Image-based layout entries
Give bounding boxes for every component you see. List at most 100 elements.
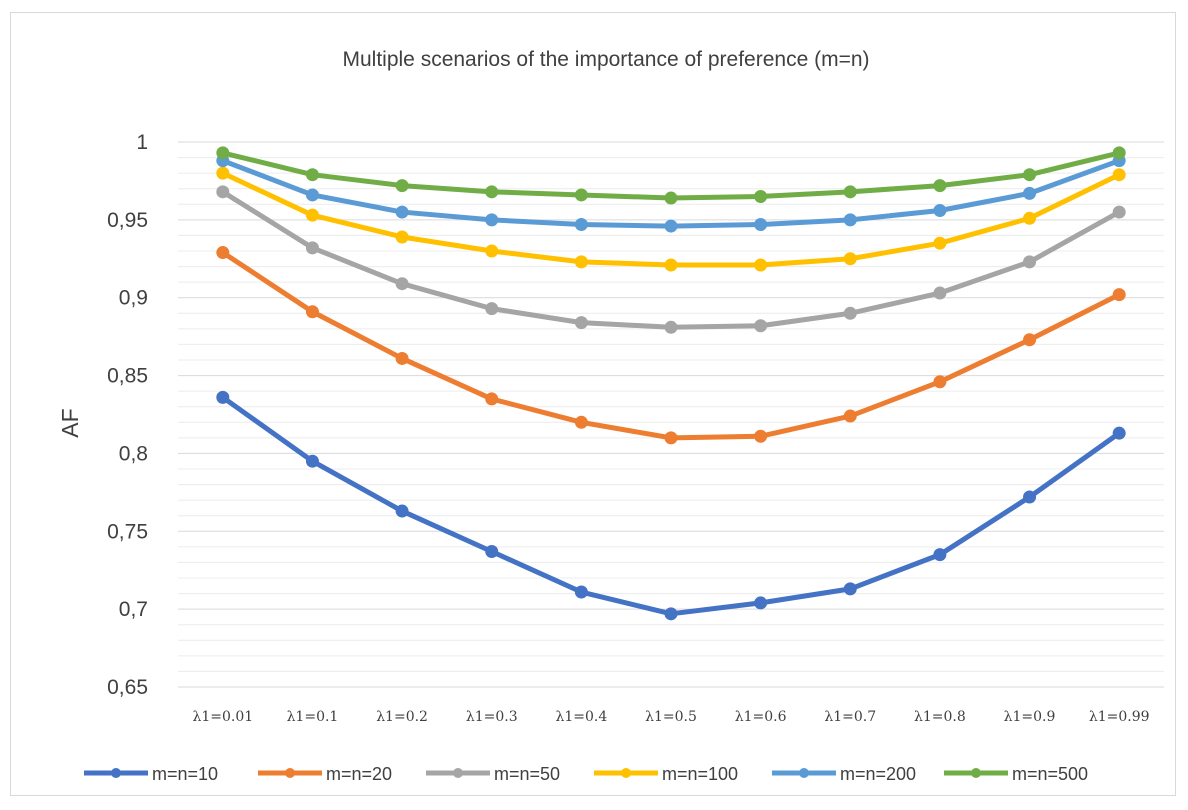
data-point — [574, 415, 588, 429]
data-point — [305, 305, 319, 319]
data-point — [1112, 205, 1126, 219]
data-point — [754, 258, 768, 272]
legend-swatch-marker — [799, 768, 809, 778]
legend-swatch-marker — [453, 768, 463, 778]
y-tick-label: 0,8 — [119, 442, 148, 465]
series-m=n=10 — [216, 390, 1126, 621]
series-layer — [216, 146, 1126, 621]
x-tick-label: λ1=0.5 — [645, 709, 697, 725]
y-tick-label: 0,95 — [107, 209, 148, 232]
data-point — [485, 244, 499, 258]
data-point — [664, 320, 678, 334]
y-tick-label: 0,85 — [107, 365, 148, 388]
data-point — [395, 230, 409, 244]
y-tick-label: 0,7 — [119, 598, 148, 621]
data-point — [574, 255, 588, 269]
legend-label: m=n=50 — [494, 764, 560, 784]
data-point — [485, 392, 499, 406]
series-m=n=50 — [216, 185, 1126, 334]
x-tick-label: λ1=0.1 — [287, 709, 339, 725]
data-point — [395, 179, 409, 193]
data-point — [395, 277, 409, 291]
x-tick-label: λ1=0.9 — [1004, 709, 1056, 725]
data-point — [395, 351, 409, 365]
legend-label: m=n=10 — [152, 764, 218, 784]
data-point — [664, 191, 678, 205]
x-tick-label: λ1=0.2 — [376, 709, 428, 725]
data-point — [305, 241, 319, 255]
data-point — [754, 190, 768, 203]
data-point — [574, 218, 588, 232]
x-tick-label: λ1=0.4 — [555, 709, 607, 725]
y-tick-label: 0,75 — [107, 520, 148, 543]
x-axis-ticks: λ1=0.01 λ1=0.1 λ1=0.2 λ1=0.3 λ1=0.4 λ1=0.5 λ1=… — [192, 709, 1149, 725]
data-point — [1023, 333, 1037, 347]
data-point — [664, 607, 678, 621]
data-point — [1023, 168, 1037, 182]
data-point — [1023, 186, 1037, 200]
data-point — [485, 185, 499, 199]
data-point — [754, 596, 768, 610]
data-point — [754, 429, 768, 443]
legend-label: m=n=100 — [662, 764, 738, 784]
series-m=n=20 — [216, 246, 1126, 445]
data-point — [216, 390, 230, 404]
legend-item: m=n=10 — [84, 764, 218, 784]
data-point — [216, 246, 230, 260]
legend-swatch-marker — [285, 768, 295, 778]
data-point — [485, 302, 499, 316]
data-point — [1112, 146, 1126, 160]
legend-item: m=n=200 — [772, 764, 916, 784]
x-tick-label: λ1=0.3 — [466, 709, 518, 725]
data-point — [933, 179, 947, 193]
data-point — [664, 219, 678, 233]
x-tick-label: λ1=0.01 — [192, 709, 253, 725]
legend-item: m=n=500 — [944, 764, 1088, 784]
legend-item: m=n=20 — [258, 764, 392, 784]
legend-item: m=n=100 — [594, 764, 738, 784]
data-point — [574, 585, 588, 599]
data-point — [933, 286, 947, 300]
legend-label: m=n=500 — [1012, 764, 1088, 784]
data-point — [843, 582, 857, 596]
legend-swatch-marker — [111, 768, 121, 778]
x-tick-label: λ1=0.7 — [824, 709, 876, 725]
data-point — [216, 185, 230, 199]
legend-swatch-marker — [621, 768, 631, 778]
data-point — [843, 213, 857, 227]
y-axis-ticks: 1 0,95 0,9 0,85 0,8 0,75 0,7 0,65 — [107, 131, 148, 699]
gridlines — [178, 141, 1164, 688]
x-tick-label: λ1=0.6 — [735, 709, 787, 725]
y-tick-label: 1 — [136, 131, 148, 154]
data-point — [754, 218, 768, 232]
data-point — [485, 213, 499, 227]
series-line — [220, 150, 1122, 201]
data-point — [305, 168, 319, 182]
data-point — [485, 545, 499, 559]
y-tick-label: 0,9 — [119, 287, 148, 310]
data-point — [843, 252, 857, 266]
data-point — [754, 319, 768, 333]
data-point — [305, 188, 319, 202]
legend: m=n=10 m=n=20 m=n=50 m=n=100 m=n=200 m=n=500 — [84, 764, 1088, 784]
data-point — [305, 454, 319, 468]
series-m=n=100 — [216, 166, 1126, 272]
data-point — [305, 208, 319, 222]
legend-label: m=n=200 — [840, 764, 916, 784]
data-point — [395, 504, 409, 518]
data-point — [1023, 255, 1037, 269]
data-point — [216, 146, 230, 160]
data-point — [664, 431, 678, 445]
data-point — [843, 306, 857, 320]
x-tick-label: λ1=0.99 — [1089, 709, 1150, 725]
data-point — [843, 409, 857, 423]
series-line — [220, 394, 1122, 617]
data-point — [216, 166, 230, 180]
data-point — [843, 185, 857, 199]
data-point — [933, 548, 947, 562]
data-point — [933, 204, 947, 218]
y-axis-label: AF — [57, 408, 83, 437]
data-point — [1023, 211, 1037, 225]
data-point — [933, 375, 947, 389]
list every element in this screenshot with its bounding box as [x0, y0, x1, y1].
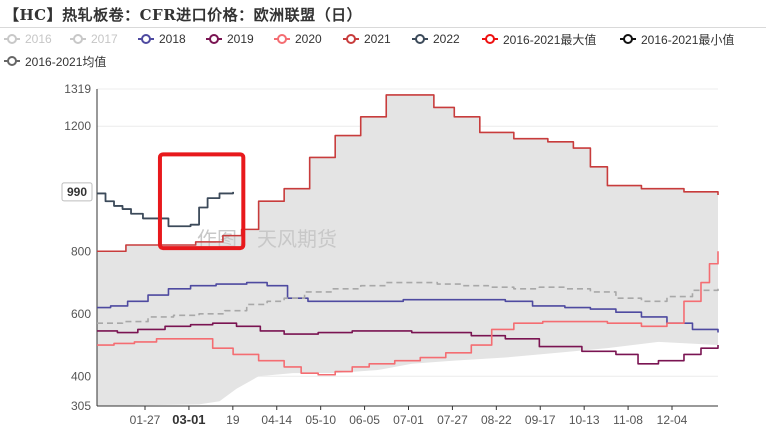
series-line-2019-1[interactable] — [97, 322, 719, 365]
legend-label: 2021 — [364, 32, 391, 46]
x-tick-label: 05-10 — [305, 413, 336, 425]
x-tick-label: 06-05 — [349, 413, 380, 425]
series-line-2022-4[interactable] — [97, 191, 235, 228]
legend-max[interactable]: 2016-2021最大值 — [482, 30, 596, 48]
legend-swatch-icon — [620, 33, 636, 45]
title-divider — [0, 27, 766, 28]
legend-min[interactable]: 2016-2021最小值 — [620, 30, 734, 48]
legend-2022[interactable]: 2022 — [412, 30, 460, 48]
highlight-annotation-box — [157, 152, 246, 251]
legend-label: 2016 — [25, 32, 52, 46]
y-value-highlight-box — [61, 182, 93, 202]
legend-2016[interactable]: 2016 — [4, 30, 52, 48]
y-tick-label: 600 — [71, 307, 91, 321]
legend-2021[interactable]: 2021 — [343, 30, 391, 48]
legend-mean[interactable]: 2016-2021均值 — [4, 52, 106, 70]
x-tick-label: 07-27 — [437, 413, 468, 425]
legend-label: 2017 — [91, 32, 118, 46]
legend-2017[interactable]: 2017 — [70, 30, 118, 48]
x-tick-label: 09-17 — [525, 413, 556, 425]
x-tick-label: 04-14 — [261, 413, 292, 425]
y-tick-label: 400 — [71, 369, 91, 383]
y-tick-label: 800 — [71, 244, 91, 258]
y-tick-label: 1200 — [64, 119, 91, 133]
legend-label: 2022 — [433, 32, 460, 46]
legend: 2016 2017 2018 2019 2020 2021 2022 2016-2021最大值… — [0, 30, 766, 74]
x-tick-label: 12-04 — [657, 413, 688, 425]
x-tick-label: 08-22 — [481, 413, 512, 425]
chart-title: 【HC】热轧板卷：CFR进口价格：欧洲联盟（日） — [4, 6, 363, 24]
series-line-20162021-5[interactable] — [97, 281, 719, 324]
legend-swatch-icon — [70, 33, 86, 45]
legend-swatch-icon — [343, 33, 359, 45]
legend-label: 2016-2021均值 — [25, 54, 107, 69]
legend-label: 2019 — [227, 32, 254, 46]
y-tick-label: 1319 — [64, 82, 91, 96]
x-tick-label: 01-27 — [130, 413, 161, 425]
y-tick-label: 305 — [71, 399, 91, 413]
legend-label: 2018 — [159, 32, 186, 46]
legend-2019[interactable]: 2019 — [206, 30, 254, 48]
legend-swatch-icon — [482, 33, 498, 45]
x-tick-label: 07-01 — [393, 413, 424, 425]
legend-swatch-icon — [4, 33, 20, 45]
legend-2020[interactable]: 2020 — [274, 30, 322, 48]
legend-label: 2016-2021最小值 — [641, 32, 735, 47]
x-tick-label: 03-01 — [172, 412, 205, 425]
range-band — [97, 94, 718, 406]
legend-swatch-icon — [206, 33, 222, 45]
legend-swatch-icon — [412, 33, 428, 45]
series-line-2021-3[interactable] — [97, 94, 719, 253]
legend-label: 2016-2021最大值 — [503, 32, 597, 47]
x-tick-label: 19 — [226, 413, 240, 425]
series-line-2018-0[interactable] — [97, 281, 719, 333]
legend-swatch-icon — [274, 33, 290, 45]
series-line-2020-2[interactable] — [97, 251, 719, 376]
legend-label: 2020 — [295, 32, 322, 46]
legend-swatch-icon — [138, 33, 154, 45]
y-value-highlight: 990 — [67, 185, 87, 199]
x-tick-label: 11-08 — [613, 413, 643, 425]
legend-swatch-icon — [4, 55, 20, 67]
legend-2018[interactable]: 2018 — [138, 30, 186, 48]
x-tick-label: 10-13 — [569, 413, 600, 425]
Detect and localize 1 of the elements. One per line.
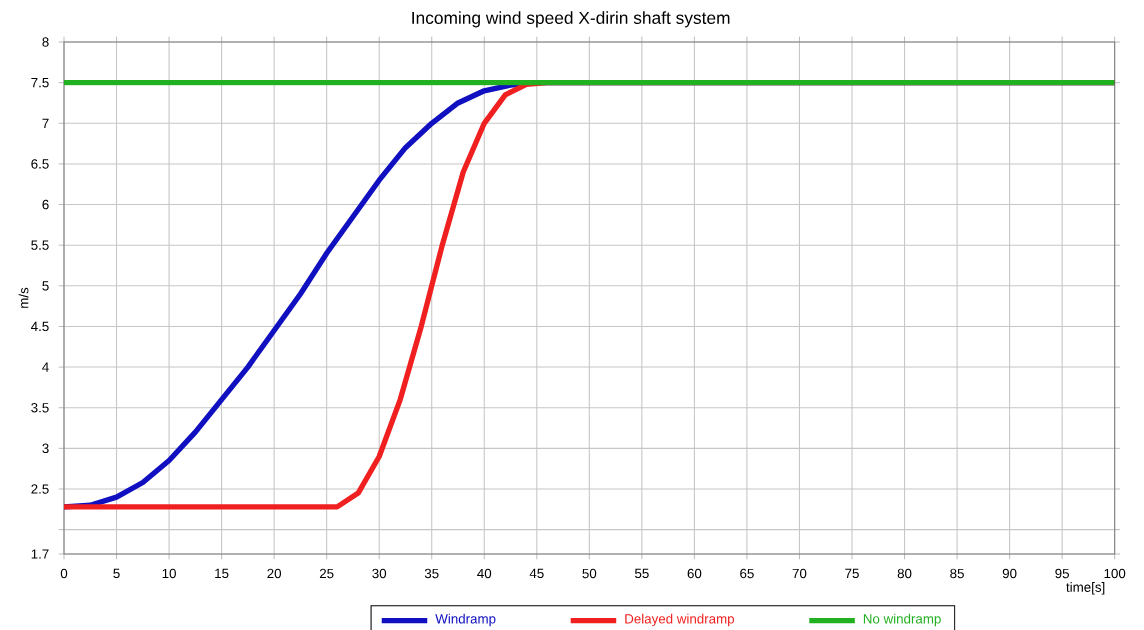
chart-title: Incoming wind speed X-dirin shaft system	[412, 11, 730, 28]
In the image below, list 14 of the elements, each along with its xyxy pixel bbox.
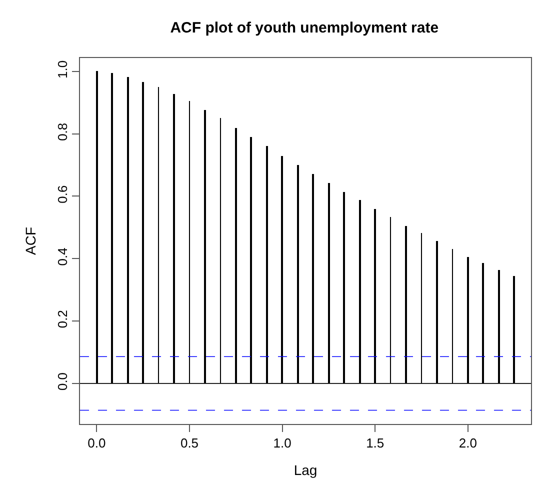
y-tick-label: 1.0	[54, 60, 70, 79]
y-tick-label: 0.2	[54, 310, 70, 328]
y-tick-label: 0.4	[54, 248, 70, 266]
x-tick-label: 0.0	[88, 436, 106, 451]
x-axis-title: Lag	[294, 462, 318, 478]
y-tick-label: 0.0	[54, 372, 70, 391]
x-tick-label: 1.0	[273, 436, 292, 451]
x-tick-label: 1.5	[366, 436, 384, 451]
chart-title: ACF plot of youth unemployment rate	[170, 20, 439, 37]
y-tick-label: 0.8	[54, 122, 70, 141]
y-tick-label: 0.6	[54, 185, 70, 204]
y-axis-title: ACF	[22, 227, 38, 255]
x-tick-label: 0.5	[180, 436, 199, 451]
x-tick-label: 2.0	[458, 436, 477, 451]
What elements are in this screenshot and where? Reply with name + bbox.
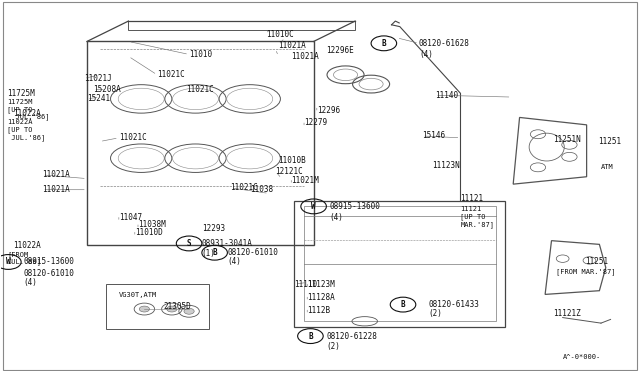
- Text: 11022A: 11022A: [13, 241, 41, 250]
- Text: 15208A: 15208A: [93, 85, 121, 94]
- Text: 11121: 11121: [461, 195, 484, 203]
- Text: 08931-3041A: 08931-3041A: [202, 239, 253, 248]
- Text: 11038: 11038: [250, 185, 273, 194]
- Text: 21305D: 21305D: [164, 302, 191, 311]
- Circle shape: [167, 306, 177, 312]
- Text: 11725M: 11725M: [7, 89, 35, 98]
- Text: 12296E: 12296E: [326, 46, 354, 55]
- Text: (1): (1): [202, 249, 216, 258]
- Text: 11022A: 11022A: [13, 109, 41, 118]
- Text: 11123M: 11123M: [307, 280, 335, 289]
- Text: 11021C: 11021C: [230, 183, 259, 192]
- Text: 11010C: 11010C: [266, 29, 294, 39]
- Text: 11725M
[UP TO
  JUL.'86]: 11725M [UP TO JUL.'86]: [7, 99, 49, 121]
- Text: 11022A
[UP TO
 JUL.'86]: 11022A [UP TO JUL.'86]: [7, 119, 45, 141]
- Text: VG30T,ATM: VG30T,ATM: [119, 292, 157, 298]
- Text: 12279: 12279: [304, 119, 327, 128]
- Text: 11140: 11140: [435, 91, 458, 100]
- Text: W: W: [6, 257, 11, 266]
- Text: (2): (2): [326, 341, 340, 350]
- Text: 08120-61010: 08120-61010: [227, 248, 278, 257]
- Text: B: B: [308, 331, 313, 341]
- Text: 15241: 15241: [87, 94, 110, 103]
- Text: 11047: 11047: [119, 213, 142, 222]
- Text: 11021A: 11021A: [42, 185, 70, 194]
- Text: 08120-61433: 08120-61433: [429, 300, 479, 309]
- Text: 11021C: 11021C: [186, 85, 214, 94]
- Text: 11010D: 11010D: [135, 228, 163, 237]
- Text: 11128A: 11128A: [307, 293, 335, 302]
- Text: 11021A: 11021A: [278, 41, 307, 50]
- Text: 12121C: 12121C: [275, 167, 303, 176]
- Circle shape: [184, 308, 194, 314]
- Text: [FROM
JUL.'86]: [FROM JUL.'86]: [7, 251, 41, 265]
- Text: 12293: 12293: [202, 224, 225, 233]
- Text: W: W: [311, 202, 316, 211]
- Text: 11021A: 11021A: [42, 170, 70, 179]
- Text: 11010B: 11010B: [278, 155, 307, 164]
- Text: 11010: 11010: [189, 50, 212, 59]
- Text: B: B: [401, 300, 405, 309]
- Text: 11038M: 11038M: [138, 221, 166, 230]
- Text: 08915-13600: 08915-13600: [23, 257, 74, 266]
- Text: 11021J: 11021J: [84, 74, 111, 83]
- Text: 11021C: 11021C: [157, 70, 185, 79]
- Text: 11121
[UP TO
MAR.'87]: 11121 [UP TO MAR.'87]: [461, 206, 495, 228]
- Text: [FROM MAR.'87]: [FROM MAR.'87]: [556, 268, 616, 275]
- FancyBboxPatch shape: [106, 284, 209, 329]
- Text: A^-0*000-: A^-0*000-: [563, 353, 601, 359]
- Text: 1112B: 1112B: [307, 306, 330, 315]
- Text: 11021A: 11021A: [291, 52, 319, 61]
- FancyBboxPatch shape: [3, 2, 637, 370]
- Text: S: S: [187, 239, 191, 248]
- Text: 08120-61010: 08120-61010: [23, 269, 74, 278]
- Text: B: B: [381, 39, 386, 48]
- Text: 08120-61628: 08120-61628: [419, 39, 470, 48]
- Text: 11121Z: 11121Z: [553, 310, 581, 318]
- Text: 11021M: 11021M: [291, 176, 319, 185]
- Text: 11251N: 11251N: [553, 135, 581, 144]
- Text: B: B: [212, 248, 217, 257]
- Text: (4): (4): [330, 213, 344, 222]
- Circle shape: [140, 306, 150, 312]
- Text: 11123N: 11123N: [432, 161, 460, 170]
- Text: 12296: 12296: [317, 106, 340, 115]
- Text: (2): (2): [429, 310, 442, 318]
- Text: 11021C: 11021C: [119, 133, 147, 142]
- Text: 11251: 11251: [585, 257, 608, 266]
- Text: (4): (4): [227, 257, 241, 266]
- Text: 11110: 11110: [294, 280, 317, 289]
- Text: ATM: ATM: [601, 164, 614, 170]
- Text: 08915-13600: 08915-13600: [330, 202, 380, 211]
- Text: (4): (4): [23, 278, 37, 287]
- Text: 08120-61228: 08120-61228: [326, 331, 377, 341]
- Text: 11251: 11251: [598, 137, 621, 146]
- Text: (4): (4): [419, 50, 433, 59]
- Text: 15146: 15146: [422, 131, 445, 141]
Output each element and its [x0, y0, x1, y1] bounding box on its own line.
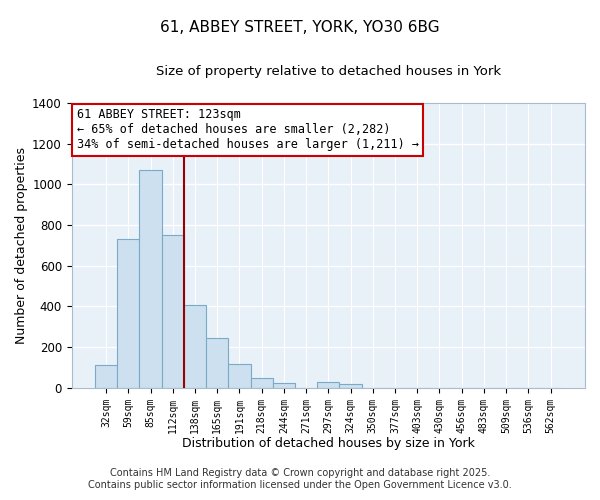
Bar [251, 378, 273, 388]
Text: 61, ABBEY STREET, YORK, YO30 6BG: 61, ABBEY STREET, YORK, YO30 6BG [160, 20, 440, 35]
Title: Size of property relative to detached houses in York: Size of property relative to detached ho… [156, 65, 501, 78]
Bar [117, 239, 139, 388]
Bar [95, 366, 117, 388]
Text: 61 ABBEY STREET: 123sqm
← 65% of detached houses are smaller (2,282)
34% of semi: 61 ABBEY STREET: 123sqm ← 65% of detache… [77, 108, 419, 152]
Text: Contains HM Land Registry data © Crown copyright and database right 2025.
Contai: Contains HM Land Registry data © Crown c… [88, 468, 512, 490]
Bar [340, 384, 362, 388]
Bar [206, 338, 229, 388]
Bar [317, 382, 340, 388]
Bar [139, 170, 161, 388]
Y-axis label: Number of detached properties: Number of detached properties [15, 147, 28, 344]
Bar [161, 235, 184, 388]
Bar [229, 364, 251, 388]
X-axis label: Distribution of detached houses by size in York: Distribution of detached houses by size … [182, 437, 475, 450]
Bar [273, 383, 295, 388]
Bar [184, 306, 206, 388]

◆ **Objective**
In the rows above, transcribe the lines exactly, starting at the line with "chart-title: Incoming wind" and continuing up to and including the line with "In the image".

◆ **Task solution**
chart-title: Incoming wind speed X-dirin shaft system	[412, 11, 730, 28]
In the image below, list 14 of the elements, each along with its xyxy pixel bbox.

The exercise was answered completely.